» Dataset entries

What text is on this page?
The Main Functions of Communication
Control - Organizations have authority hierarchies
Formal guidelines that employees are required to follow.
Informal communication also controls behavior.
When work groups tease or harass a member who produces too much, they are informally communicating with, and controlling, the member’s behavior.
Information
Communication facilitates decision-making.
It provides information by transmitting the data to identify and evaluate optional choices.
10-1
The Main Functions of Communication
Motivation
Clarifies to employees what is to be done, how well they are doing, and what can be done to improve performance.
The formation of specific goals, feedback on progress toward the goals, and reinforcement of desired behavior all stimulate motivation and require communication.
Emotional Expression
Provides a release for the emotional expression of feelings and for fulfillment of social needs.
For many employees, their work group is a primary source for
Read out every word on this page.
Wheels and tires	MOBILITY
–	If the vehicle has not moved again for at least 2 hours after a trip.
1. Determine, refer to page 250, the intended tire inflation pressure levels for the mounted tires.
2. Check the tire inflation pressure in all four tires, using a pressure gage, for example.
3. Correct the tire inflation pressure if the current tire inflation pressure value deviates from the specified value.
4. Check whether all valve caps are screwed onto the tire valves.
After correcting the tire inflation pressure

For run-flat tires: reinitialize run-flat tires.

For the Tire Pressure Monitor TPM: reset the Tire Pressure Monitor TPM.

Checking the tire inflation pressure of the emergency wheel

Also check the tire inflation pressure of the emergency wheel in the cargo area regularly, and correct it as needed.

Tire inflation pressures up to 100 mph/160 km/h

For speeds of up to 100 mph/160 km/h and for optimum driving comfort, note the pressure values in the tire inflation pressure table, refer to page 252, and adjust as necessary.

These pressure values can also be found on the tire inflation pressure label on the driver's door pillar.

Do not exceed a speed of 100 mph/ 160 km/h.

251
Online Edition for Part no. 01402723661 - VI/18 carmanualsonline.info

» What you should do
Restate the listing above word for word.

» Right answer
What text is on this page?
The Main Functions of Communication
Control - Organizations have authority hierarchies
Formal guidelines that employees are required to follow.
Informal communication also controls behavior.
When work groups tease or harass a member who produces too much, they are informally communicating with, and controlling, the member’s behavior.
Information
Communication facilitates decision-making.
It provides information by transmitting the data to identify and evaluate optional choices.
10-1
The Main Functions of Communication
Motivation
Clarifies to employees what is to be done, how well they are doing, and what can be done to improve performance.
The formation of specific goals, feedback on progress toward the goals, and reinforcement of desired behavior all stimulate motivation and require communication.
Emotional Expression
Provides a release for the emotional expression of feelings and for fulfillment of social needs.
For many employees, their work group is a primary source for
Read out every word on this page.
Wheels and tires	MOBILITY
–	If the vehicle has not moved again for at least 2 hours after a trip.
1. Determine, refer to page 250, the intended tire inflation pressure levels for the mounted tires.
2. Check the tire inflation pressure in all four tires, using a pressure gage, for example.
3. Correct the tire inflation pressure if the current tire inflation pressure value deviates from the specified value.
4. Check whether all valve caps are screwed onto the tire valves.
After correcting the tire inflation pressure

For run-flat tires: reinitialize run-flat tires.

For the Tire Pressure Monitor TPM: reset the Tire Pressure Monitor TPM.

Checking the tire inflation pressure of the emergency wheel

Also check the tire inflation pressure of the emergency wheel in the cargo area regularly, and correct it as needed.

Tire inflation pressures up to 100 mph/160 km/h

For speeds of up to 100 mph/160 km/h and for optimum driving comfort, note the pressure values in the tire inflation pressure table, refer to page 252, and adjust as necessary.

These pressure values can also be found on the tire inflation pressure label on the driver's door pillar.

Do not exceed a speed of 100 mph/ 160 km/h.

251
Online Edition for Part no. 01402723661 - VI/18 carmanualsonline.info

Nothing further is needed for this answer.